§ PASSAGE TO READ:
◆ ◆ ◆ ◆ ◆

Canadian Women Filmmakers

edited by Brenda Austin-Smith & Geroge Melnyk

tagged: history & criticism, women
Description

This book is the first major study of Canadian women filmmakers since the groundbreaking Gendering the Nation (1999). The Gendered Screen updates the subject with discussions of important filmmakers such as Deepa Mehta, Anne Wheeler, Mina Shum, Lynne Stopkewich, Léa Pool, and Patricia Rozema, whose careers have produced major bodies of work. It also introduces critical studies of newer filmmakers such as Andrea Dorfman and Sylvia Hamilton and new media video artists.

Feminist scholars are re-examining the ways in which authorship, nationality, and gender interconnect. Contributors to this volume emphasize a diverse feminist study of film that is open, inclusive, and self-critical. Issues of hybridity and transnationality as well as race and sexual orientation challenge older forms of discourse on national cinema. Essays address the transnational filmmaker, the queer filmmaker, the feminist filmmaker, the documentarist, and the video artist—just some of the diverse identities of Canadian women filmmakers working in both commercial and art cinema today.

◆ ◆ ◆ ◆ ◆

§ DIRECTION:
Print the part of the book description on Canadian women filmmakers that starts with "This book is" and goes on through "media video artists.", word for word.

§ DATA EXTRACT:

◆ ◆ ◆ ◆ ◆

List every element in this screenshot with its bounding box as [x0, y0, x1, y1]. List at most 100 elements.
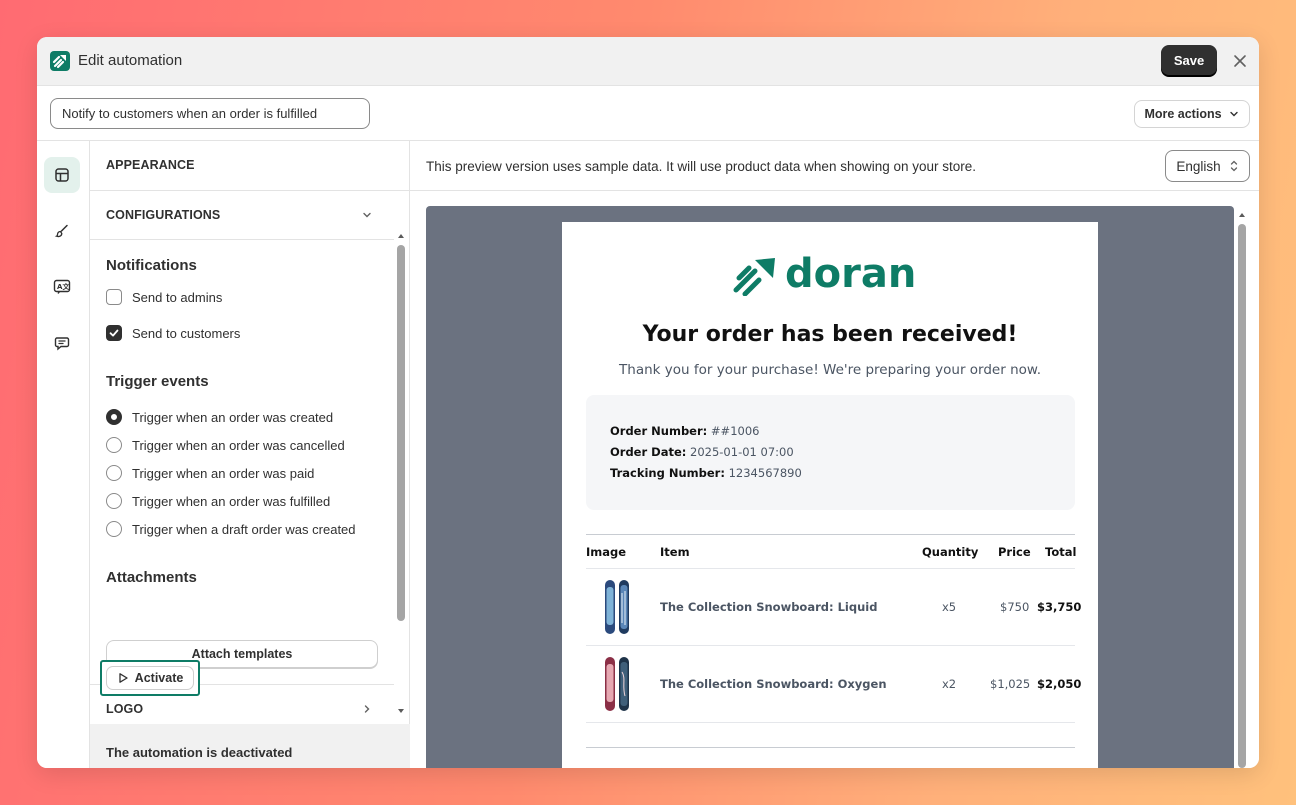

◆ ◆ ◆ ◆ ◆

§ RESULT OF THE TASK:
This book is the first major study of Canadian women filmmakers since the groundbreaking Gendering the Nation (1999). The Gendered Screen updates the subject with discussions of important filmmakers such as Deepa Mehta, Anne Wheeler, Mina Shum, Lynne Stopkewich, Léa Pool, and Patricia Rozema, whose careers have produced major bodies of work. It also introduces critical studies of newer filmmakers such as Andrea Dorfman and Sylvia Hamilton and new media video artists.